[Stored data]

"""

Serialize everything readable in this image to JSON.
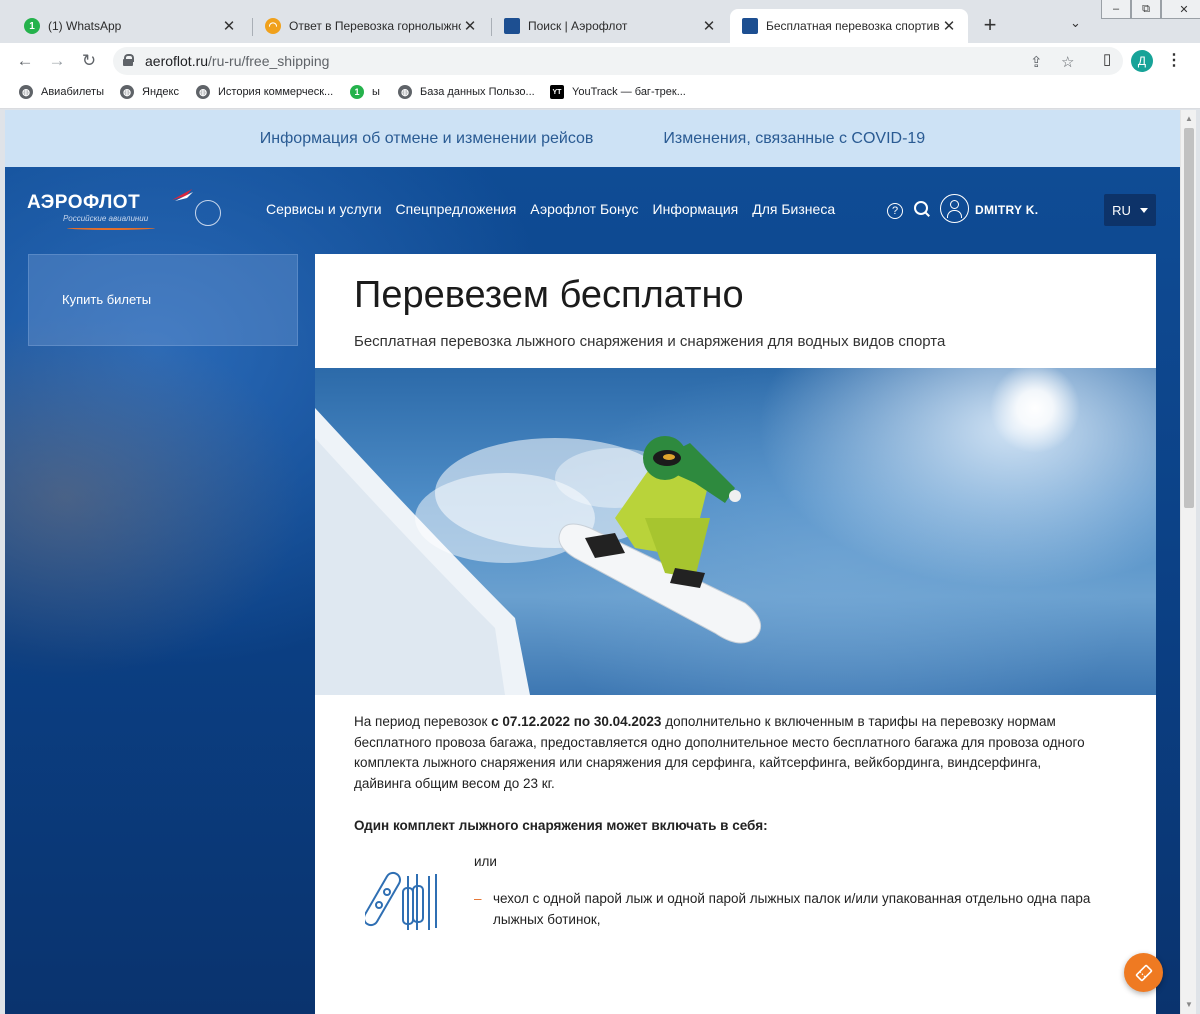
{
  "browser": {
    "tabs": [
      {
        "label": "(1) WhatsApp",
        "favicon": "whatsapp-icon",
        "badge": "1"
      },
      {
        "label": "Ответ в Перевозка горнолыжного",
        "favicon": "notification-icon"
      },
      {
        "label": "Поиск | Аэрофлот",
        "favicon": "aeroflot-icon"
      },
      {
        "label": "Бесплатная перевозка спортивног",
        "favicon": "aeroflot-icon",
        "active": true
      }
    ],
    "new_tab": "+",
    "url_host": "aeroflot.ru",
    "url_path": "/ru-ru/free_shipping",
    "profile_initial": "Д",
    "bookmarks": [
      {
        "label": "Авиабилеты",
        "icon": "globe-icon"
      },
      {
        "label": "Яндекс",
        "icon": "globe-icon"
      },
      {
        "label": "История коммерческ...",
        "icon": "globe-icon"
      },
      {
        "label": "ы",
        "icon": "whatsapp-icon",
        "badge": "1"
      },
      {
        "label": "База данных Пользо...",
        "icon": "globe-icon"
      },
      {
        "label": "YouTrack — баг-трек...",
        "icon": "youtrack-icon",
        "badge": "YT"
      }
    ]
  },
  "alerts": {
    "cancellations": "Информация об отмене и изменении рейсов",
    "covid": "Изменения, связанные с COVID-19"
  },
  "header": {
    "logo_text": "АЭРОФЛОТ",
    "logo_sub": "Российские авиалинии",
    "nav": [
      "Сервисы и услуги",
      "Спецпредложения",
      "Аэрофлот Бонус",
      "Информация",
      "Для Бизнеса"
    ],
    "help_glyph": "?",
    "username": "DMITRY K.",
    "lang": "RU"
  },
  "sidebar": {
    "buy_tickets": "Купить билеты"
  },
  "article": {
    "title": "Перевезем бесплатно",
    "subtitle": "Бесплатная перевозка лыжного снаряжения и снаряжения для водных видов спорта",
    "p1_a": "На период перевозок ",
    "p1_bold": "с 07.12.2022 по 30.04.2023",
    "p1_b": " дополнительно к включенным в тарифы на перевозку нормам бесплатного провоза багажа, предоставляется одно дополнительное место бесплатного багажа для провоза одного комплекта лыжного снаряжения или снаряжения для серфинга, кайтсерфинга, вейкбординга, виндсерфинга, дайвинга общим весом до 23 кг.",
    "kit_heading": "Один комплект лыжного снаряжения может включать в себя:",
    "or": "или",
    "bullet_dash": "–",
    "bullet1": "чехол с одной парой лыж и одной парой лыжных палок и/или упакованная отдельно одна пара лыжных ботинок,"
  },
  "colors": {
    "brand_blue": "#0b3f83",
    "accent_orange": "#ef7a22",
    "alert_bg": "#cde2f5"
  }
}
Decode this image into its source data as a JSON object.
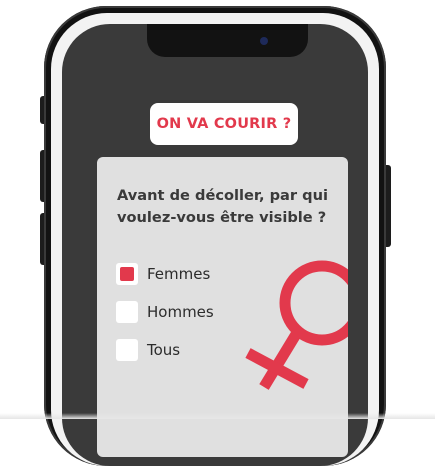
{
  "cta": {
    "label": "ON VA COURIR ?"
  },
  "question": {
    "text": "Avant de décoller, par qui voulez-vous être visible ?"
  },
  "options": [
    {
      "label": "Femmes",
      "checked": true
    },
    {
      "label": "Hommes",
      "checked": false
    },
    {
      "label": "Tous",
      "checked": false
    }
  ],
  "colors": {
    "accent": "#e2394c",
    "screen_background": "#3a3a3a",
    "card_background": "#e0e0e0",
    "phone_frame": "#121212"
  },
  "icons": {
    "decoration": "venus-icon",
    "camera": "front-camera-icon"
  }
}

"""

:: Directive ::
Write out the entries above word for word. Do not include the pictures.

:: Solution to this problem ::
Serialize everything readable in this image to JSON.
{
  "browser": {
    "tabs": [
      {
        "label": "(1) WhatsApp",
        "favicon": "whatsapp-icon",
        "badge": "1"
      },
      {
        "label": "Ответ в Перевозка горнолыжного",
        "favicon": "notification-icon"
      },
      {
        "label": "Поиск | Аэрофлот",
        "favicon": "aeroflot-icon"
      },
      {
        "label": "Бесплатная перевозка спортивног",
        "favicon": "aeroflot-icon",
        "active": true
      }
    ],
    "new_tab": "+",
    "url_host": "aeroflot.ru",
    "url_path": "/ru-ru/free_shipping",
    "profile_initial": "Д",
    "bookmarks": [
      {
        "label": "Авиабилеты",
        "icon": "globe-icon"
      },
      {
        "label": "Яндекс",
        "icon": "globe-icon"
      },
      {
        "label": "История коммерческ...",
        "icon": "globe-icon"
      },
      {
        "label": "ы",
        "icon": "whatsapp-icon",
        "badge": "1"
      },
      {
        "label": "База данных Пользо...",
        "icon": "globe-icon"
      },
      {
        "label": "YouTrack — баг-трек...",
        "icon": "youtrack-icon",
        "badge": "YT"
      }
    ]
  },
  "alerts": {
    "cancellations": "Информация об отмене и изменении рейсов",
    "covid": "Изменения, связанные с COVID-19"
  },
  "header": {
    "logo_text": "АЭРОФЛОТ",
    "logo_sub": "Российские авиалинии",
    "nav": [
      "Сервисы и услуги",
      "Спецпредложения",
      "Аэрофлот Бонус",
      "Информация",
      "Для Бизнеса"
    ],
    "help_glyph": "?",
    "username": "DMITRY K.",
    "lang": "RU"
  },
  "sidebar": {
    "buy_tickets": "Купить билеты"
  },
  "article": {
    "title": "Перевезем бесплатно",
    "subtitle": "Бесплатная перевозка лыжного снаряжения и снаряжения для водных видов спорта",
    "p1_a": "На период перевозок ",
    "p1_bold": "с 07.12.2022 по 30.04.2023",
    "p1_b": " дополнительно к включенным в тарифы на перевозку нормам бесплатного провоза багажа, предоставляется одно дополнительное место бесплатного багажа для провоза одного комплекта лыжного снаряжения или снаряжения для серфинга, кайтсерфинга, вейкбординга, виндсерфинга, дайвинга общим весом до 23 кг.",
    "kit_heading": "Один комплект лыжного снаряжения может включать в себя:",
    "or": "или",
    "bullet_dash": "–",
    "bullet1": "чехол с одной парой лыж и одной парой лыжных палок и/или упакованная отдельно одна пара лыжных ботинок,"
  },
  "colors": {
    "brand_blue": "#0b3f83",
    "accent_orange": "#ef7a22",
    "alert_bg": "#cde2f5"
  }
}
Decode this image into its source data as a JSON object.
{
  "cta": {
    "label": "ON VA COURIR ?"
  },
  "question": {
    "text": "Avant de décoller, par qui voulez-vous être visible ?"
  },
  "options": [
    {
      "label": "Femmes",
      "checked": true
    },
    {
      "label": "Hommes",
      "checked": false
    },
    {
      "label": "Tous",
      "checked": false
    }
  ],
  "colors": {
    "accent": "#e2394c",
    "screen_background": "#3a3a3a",
    "card_background": "#e0e0e0",
    "phone_frame": "#121212"
  },
  "icons": {
    "decoration": "venus-icon",
    "camera": "front-camera-icon"
  }
}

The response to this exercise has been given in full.